Data entries:
__________________________________________________

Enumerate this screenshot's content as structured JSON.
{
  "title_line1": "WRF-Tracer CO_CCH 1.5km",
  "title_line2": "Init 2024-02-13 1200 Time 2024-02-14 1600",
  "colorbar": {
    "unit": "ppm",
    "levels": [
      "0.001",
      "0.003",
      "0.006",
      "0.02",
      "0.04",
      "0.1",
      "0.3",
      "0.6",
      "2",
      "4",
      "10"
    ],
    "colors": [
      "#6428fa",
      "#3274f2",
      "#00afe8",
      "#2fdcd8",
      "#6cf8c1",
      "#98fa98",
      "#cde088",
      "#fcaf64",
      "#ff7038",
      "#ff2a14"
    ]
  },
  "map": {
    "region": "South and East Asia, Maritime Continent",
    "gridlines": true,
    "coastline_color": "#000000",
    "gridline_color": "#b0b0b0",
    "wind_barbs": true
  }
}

__________________________________________________

Task objective:
Transcribe all the entries, keeping each one exactly as it is.

Result of this task:
Enumerate this screenshot's content as structured JSON.
{
  "title_line1": "WRF-Tracer CO_CCH 1.5km",
  "title_line2": "Init 2024-02-13 1200 Time 2024-02-14 1600",
  "colorbar": {
    "unit": "ppm",
    "levels": [
      "0.001",
      "0.003",
      "0.006",
      "0.02",
      "0.04",
      "0.1",
      "0.3",
      "0.6",
      "2",
      "4",
      "10"
    ],
    "colors": [
      "#6428fa",
      "#3274f2",
      "#00afe8",
      "#2fdcd8",
      "#6cf8c1",
      "#98fa98",
      "#cde088",
      "#fcaf64",
      "#ff7038",
      "#ff2a14"
    ]
  },
  "map": {
    "region": "South and East Asia, Maritime Continent",
    "gridlines": true,
    "coastline_color": "#000000",
    "gridline_color": "#b0b0b0",
    "wind_barbs": true
  }
}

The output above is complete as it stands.